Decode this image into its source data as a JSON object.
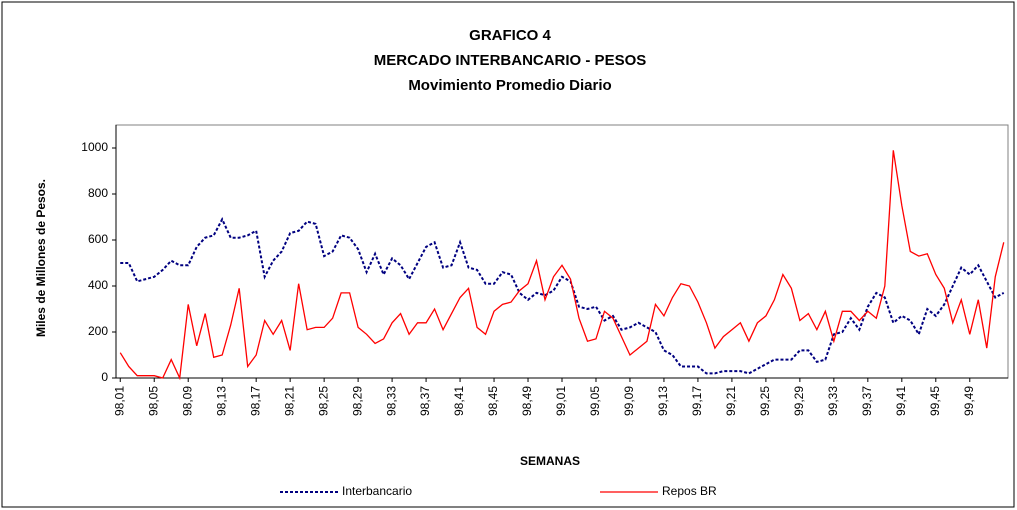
{
  "chart_data": {
    "type": "line",
    "title": [
      "GRAFICO 4",
      "MERCADO INTERBANCARIO  - PESOS",
      "Movimiento Promedio Diario"
    ],
    "x_label": "SEMANAS",
    "y_label": "Miles de Millones de Pesos.",
    "categories": [
      "98,01",
      null,
      null,
      null,
      "98,05",
      null,
      null,
      null,
      "98,09",
      null,
      null,
      null,
      "98,13",
      null,
      null,
      null,
      "98,17",
      null,
      null,
      null,
      "98,21",
      null,
      null,
      null,
      "98,25",
      null,
      null,
      null,
      "98,29",
      null,
      null,
      null,
      "98,33",
      null,
      null,
      null,
      "98,37",
      null,
      null,
      null,
      "98,41",
      null,
      null,
      null,
      "98,45",
      null,
      null,
      null,
      "98,49",
      null,
      null,
      null,
      "99,01",
      null,
      null,
      null,
      "99,05",
      null,
      null,
      null,
      "99,09",
      null,
      null,
      null,
      "99,13",
      null,
      null,
      null,
      "99,17",
      null,
      null,
      null,
      "99,21",
      null,
      null,
      null,
      "99,25",
      null,
      null,
      null,
      "99,29",
      null,
      null,
      null,
      "99,33",
      null,
      null,
      null,
      "99,37",
      null,
      null,
      null,
      "99,41",
      null,
      null,
      null,
      "99,45",
      null,
      null,
      null,
      "99,49",
      null,
      null,
      null,
      null
    ],
    "series": [
      {
        "name": "Interbancario",
        "color": "#000080",
        "line_style": "dotted",
        "values": [
          500,
          500,
          420,
          430,
          440,
          470,
          510,
          490,
          490,
          570,
          610,
          620,
          690,
          610,
          610,
          620,
          640,
          440,
          510,
          550,
          630,
          640,
          680,
          670,
          530,
          550,
          620,
          610,
          560,
          460,
          540,
          450,
          520,
          490,
          430,
          500,
          570,
          590,
          480,
          490,
          590,
          480,
          470,
          410,
          410,
          460,
          450,
          370,
          340,
          370,
          360,
          380,
          440,
          420,
          310,
          300,
          310,
          250,
          270,
          210,
          220,
          240,
          220,
          200,
          120,
          100,
          50,
          50,
          50,
          20,
          20,
          30,
          30,
          30,
          20,
          40,
          60,
          80,
          80,
          80,
          120,
          120,
          70,
          80,
          190,
          200,
          260,
          210,
          310,
          370,
          350,
          240,
          270,
          250,
          190,
          300,
          270,
          320,
          400,
          480,
          450,
          490,
          420,
          350,
          370
        ]
      },
      {
        "name": "Repos BR",
        "color": "#ff0000",
        "line_style": "solid",
        "values": [
          110,
          50,
          10,
          10,
          10,
          0,
          80,
          0,
          320,
          140,
          280,
          90,
          100,
          230,
          390,
          50,
          100,
          250,
          190,
          250,
          120,
          410,
          210,
          220,
          220,
          260,
          370,
          370,
          220,
          190,
          150,
          170,
          240,
          280,
          190,
          240,
          240,
          300,
          210,
          280,
          350,
          390,
          220,
          190,
          290,
          320,
          330,
          380,
          410,
          510,
          340,
          440,
          490,
          430,
          260,
          160,
          170,
          290,
          260,
          180,
          100,
          130,
          160,
          320,
          270,
          350,
          410,
          400,
          330,
          240,
          130,
          180,
          210,
          240,
          160,
          240,
          270,
          340,
          450,
          390,
          250,
          280,
          210,
          290,
          160,
          290,
          290,
          250,
          290,
          260,
          400,
          990,
          750,
          550,
          530,
          540,
          450,
          390,
          240,
          340,
          190,
          340,
          130,
          440,
          590
        ]
      }
    ],
    "ylim": [
      0,
      1100
    ],
    "yticks": [
      0,
      200,
      400,
      600,
      800,
      1000
    ],
    "grid": false,
    "legend": "bottom"
  }
}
○ ○ ○ ○ ○
▸ **Prompt**: Every line of the material is to be quoted exactly, with no pictures carried over.

▸ **Written reply**:
Decode this image into its source data as a JSON object.
{
  "chart_data": {
    "type": "line",
    "title": [
      "GRAFICO 4",
      "MERCADO INTERBANCARIO  - PESOS",
      "Movimiento Promedio Diario"
    ],
    "x_label": "SEMANAS",
    "y_label": "Miles de Millones de Pesos.",
    "categories": [
      "98,01",
      null,
      null,
      null,
      "98,05",
      null,
      null,
      null,
      "98,09",
      null,
      null,
      null,
      "98,13",
      null,
      null,
      null,
      "98,17",
      null,
      null,
      null,
      "98,21",
      null,
      null,
      null,
      "98,25",
      null,
      null,
      null,
      "98,29",
      null,
      null,
      null,
      "98,33",
      null,
      null,
      null,
      "98,37",
      null,
      null,
      null,
      "98,41",
      null,
      null,
      null,
      "98,45",
      null,
      null,
      null,
      "98,49",
      null,
      null,
      null,
      "99,01",
      null,
      null,
      null,
      "99,05",
      null,
      null,
      null,
      "99,09",
      null,
      null,
      null,
      "99,13",
      null,
      null,
      null,
      "99,17",
      null,
      null,
      null,
      "99,21",
      null,
      null,
      null,
      "99,25",
      null,
      null,
      null,
      "99,29",
      null,
      null,
      null,
      "99,33",
      null,
      null,
      null,
      "99,37",
      null,
      null,
      null,
      "99,41",
      null,
      null,
      null,
      "99,45",
      null,
      null,
      null,
      "99,49",
      null,
      null,
      null,
      null
    ],
    "series": [
      {
        "name": "Interbancario",
        "color": "#000080",
        "line_style": "dotted",
        "values": [
          500,
          500,
          420,
          430,
          440,
          470,
          510,
          490,
          490,
          570,
          610,
          620,
          690,
          610,
          610,
          620,
          640,
          440,
          510,
          550,
          630,
          640,
          680,
          670,
          530,
          550,
          620,
          610,
          560,
          460,
          540,
          450,
          520,
          490,
          430,
          500,
          570,
          590,
          480,
          490,
          590,
          480,
          470,
          410,
          410,
          460,
          450,
          370,
          340,
          370,
          360,
          380,
          440,
          420,
          310,
          300,
          310,
          250,
          270,
          210,
          220,
          240,
          220,
          200,
          120,
          100,
          50,
          50,
          50,
          20,
          20,
          30,
          30,
          30,
          20,
          40,
          60,
          80,
          80,
          80,
          120,
          120,
          70,
          80,
          190,
          200,
          260,
          210,
          310,
          370,
          350,
          240,
          270,
          250,
          190,
          300,
          270,
          320,
          400,
          480,
          450,
          490,
          420,
          350,
          370
        ]
      },
      {
        "name": "Repos BR",
        "color": "#ff0000",
        "line_style": "solid",
        "values": [
          110,
          50,
          10,
          10,
          10,
          0,
          80,
          0,
          320,
          140,
          280,
          90,
          100,
          230,
          390,
          50,
          100,
          250,
          190,
          250,
          120,
          410,
          210,
          220,
          220,
          260,
          370,
          370,
          220,
          190,
          150,
          170,
          240,
          280,
          190,
          240,
          240,
          300,
          210,
          280,
          350,
          390,
          220,
          190,
          290,
          320,
          330,
          380,
          410,
          510,
          340,
          440,
          490,
          430,
          260,
          160,
          170,
          290,
          260,
          180,
          100,
          130,
          160,
          320,
          270,
          350,
          410,
          400,
          330,
          240,
          130,
          180,
          210,
          240,
          160,
          240,
          270,
          340,
          450,
          390,
          250,
          280,
          210,
          290,
          160,
          290,
          290,
          250,
          290,
          260,
          400,
          990,
          750,
          550,
          530,
          540,
          450,
          390,
          240,
          340,
          190,
          340,
          130,
          440,
          590
        ]
      }
    ],
    "ylim": [
      0,
      1100
    ],
    "yticks": [
      0,
      200,
      400,
      600,
      800,
      1000
    ],
    "grid": false,
    "legend": "bottom"
  }
}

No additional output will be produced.